##### Extrait choisi #####

Dispositif
« Dispositif » : en gaucho raffiné, vous citiez Foucault à bouche-que-veux-tu, sans être tout à fait sûr de vos arrières. La notion est en effet irrésistible - elle dit au moins le caratère bricolé de la politique qui vous plait - mais un brin galvaudée, surtout quand on la vide, justement, de la pragmatique qu’elle suppose. Ce texte fait le point : à la prochaine manif, vous pourrez à nouveau la ramener.
Commençons par relever les occurrences quotidiennes du terme : on verra alors que, de dispositifs, il est question à la fois dans le champ législatif, policier (il est alors, comme on sait, « imposant »), technico-scientifique bien sûr, mais encore artistique, où il est devenu une notion-clef de la critique contemporaine. Cette polysémie convient bien à la pensée de Foucault ; et les effets comiques qui s’y attachent, donnant au moindre commissaire des allures de Bill Viola, n’y sont pas étrangers non plus. L’essentiel, en effet, réside moins dans la portée descriptive de ce concept, que dans la série de déplacements qu’il permet d’opérer, jouant comme un échangeur entre différents paradigmes : de la technique vers la loi, de la loi vers la police, de la police peut-être, vers l’art.
1. Du point de vue descriptif, on dira qu’il y a « dispositif » dès lors que la relation entre divers éléments hétérogènes (énonciatifs, architecturaux, réglementaires, technologiques, etc) concourt à produire régulièrement dans le corps social un certain effet, tantôt comme pôle de normalité (= la sexualité), et tantôt d’anormalité (= la folie). Cet effet s’inscrit dans les mots, dans les corps, dans la pensée : ce pourquoi Foucault peut parler selon les cas de dispositifs de pouvoir, de savoir, de vérité. Evidemment, c’est trop large : il est encore essentiel que l’effet en question tende à se donner à son tour comme une cause, naturelle ou invariante, de sorte que le dispositif n’apparaisse plus, paradoxalement, que comme ce qui vient brider, censurer ou contraindre celle-ci : la prison comme contention de la Délinquance éternelle, la société moderne comme pudibonde et victorienne, car oublieuse du Sexe, etc.

##### Données fournies #####

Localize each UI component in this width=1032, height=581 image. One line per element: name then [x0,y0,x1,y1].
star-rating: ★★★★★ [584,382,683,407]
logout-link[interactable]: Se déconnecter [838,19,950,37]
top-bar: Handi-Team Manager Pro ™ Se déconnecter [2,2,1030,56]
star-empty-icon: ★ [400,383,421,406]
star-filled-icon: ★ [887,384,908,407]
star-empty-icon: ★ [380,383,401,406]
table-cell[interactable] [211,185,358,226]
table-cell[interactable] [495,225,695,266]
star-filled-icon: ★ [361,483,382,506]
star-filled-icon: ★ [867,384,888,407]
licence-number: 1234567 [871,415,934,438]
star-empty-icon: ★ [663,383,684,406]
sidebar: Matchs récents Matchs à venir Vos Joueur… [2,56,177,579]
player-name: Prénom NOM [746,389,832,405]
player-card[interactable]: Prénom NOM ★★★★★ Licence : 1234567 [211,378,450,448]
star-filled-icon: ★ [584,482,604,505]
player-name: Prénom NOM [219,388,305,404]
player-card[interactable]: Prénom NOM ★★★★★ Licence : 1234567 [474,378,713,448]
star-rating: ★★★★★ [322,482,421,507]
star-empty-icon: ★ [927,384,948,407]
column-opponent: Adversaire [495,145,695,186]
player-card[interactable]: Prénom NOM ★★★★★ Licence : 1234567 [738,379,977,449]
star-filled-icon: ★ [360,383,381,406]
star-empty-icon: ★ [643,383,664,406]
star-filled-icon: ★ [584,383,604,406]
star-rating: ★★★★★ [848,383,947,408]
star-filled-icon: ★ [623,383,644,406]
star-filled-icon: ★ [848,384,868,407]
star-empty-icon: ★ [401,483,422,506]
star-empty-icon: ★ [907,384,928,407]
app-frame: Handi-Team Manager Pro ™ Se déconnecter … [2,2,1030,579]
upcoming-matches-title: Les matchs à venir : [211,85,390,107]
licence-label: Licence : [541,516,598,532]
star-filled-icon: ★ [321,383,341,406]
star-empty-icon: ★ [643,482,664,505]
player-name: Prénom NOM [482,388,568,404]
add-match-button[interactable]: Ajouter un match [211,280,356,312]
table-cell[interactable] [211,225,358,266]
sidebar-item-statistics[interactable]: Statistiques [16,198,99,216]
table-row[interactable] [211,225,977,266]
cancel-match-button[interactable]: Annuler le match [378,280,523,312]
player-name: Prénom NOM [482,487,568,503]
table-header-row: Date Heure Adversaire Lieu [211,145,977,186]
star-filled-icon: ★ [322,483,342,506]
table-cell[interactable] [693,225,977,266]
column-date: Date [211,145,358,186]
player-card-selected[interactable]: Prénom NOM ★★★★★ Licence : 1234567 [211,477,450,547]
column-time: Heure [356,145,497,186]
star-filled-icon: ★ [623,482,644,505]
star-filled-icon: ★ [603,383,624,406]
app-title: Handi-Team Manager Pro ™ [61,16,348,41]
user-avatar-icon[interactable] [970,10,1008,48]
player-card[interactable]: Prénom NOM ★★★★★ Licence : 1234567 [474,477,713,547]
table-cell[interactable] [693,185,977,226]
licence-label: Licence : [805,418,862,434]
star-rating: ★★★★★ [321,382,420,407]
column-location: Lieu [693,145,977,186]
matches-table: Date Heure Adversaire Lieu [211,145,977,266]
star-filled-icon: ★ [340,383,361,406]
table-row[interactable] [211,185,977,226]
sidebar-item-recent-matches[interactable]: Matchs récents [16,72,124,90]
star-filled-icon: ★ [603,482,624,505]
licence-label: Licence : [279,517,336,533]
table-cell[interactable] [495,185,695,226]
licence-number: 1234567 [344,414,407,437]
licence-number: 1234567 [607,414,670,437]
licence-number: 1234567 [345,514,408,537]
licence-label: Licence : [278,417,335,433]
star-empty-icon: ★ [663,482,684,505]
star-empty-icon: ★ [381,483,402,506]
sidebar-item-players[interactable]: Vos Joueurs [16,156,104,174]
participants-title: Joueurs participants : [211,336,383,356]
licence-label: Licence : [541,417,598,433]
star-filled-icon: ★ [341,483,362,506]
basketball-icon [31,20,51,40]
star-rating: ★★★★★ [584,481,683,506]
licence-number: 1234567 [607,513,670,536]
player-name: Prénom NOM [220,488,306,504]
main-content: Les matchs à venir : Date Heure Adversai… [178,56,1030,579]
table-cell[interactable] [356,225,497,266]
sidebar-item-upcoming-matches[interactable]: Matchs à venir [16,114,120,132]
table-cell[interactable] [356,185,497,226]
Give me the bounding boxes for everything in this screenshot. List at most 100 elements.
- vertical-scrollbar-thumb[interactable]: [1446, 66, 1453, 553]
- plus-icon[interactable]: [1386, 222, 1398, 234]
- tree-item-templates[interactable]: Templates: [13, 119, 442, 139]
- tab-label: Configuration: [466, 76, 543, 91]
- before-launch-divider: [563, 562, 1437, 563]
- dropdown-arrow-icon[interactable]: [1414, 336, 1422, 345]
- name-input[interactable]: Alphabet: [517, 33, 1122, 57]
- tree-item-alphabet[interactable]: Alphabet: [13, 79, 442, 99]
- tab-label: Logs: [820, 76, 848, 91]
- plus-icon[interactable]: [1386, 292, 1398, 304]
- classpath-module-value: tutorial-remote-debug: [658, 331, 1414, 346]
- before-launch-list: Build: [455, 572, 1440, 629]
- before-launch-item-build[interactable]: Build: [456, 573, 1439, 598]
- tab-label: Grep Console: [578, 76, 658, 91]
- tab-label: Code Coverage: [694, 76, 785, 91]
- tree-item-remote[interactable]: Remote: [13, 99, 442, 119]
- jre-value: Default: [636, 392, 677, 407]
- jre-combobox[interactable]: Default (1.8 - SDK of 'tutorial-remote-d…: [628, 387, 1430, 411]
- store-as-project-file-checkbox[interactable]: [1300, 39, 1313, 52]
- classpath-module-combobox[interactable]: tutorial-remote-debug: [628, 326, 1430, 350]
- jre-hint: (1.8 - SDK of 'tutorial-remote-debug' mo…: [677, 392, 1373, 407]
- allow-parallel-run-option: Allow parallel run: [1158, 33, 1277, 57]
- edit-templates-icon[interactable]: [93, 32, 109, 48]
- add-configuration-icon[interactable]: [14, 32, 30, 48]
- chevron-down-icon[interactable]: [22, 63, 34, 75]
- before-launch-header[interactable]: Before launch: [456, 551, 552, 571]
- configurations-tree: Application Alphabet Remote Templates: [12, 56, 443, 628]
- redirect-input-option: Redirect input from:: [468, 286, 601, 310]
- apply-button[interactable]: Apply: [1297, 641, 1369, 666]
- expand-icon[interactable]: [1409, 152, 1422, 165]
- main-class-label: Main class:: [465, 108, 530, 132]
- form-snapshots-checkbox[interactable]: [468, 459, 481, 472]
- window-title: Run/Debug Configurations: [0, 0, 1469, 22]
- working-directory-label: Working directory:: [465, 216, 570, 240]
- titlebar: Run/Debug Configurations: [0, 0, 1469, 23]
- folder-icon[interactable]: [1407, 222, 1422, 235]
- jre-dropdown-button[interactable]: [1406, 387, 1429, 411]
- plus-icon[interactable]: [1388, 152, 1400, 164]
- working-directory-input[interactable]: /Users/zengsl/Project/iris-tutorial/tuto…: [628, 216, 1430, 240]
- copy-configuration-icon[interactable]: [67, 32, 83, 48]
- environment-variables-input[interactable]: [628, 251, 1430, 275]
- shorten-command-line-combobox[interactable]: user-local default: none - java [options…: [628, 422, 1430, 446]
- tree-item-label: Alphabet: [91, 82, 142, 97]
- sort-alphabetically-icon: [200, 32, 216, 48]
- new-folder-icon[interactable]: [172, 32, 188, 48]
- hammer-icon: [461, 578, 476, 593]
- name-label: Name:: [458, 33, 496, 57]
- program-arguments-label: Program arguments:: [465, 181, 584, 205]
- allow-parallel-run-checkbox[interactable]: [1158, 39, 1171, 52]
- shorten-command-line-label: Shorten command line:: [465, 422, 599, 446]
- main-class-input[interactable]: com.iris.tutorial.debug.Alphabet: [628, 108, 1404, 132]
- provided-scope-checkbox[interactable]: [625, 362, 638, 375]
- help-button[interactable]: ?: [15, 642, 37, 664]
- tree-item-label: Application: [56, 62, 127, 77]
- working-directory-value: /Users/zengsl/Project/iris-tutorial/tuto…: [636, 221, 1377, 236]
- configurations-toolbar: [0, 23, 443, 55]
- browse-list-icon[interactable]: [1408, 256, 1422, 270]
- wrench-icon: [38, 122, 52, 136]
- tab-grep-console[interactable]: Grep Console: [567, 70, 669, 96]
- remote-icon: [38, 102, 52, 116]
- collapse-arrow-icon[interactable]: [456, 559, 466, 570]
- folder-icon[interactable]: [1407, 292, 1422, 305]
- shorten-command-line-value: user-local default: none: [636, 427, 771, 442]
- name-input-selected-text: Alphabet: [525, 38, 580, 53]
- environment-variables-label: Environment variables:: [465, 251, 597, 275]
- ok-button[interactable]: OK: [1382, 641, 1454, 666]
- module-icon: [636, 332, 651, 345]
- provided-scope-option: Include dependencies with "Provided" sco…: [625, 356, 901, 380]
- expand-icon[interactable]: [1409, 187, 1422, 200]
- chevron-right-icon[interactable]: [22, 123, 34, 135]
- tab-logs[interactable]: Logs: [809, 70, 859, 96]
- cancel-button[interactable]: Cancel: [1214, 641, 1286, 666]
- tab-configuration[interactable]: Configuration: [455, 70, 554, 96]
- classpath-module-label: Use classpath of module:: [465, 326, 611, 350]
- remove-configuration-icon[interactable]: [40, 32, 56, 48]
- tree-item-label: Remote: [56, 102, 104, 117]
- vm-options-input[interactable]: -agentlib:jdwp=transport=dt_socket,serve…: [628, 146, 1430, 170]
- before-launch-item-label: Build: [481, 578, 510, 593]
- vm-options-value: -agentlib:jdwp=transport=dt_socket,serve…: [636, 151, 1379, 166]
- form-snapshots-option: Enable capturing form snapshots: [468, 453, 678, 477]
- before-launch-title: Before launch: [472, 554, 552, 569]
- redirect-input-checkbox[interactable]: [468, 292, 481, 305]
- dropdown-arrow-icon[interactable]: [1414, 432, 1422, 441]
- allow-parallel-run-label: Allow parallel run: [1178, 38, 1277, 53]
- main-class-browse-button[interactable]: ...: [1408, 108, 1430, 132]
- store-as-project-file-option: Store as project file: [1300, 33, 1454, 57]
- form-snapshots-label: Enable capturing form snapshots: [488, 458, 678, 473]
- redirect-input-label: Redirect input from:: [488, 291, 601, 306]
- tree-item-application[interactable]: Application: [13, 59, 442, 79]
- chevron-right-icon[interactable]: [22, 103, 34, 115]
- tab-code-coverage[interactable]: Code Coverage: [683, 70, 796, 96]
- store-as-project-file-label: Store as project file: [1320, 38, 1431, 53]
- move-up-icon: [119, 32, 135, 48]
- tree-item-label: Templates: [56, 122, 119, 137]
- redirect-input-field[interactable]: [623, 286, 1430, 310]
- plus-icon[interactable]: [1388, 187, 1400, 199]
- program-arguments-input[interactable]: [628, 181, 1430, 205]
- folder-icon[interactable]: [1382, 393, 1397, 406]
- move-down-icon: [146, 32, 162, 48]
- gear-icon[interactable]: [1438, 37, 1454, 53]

#####

• Liste des tâches
**1)** Recopiez le passage de l'extrait sur le dispositif, depuis « Commençons par relever » jusqu'à « peut-être, vers l’art. » inclus.
**2)** Dans l'extrait sur le dispositif, quel exemple est donné d'un pôle de normalité, et lequel d'un pôle d'anormalité ?
Les données n'interviennent pas ici.

• Réponses par tâche
**1)**
Commençons par relever les occurrences quotidiennes du terme : on verra alors que, de dispositifs, il est question à la fois dans le champ législatif, policier (il est alors, comme on sait, « imposant »), technico-scientifique bien sûr, mais encore artistique, où il est devenu une notion-clef de la critique contemporaine. Cette polysémie convient bien à la pensée de Foucault ; et les effets comiques qui s’y attachent, donnant au moindre commissaire des allures de Bill Viola, n’y sont pas étrangers non plus. L’essentiel, en effet, réside moins dans la portée descriptive de ce concept, que dans la série de déplacements qu’il permet d’opérer, jouant comme un échangeur entre différents paradigmes : de la technique vers la loi, de la loi vers la police, de la police peut-être, vers l’art.

**2)** La sexualité pour la normalité, la folie pour l'anormalité.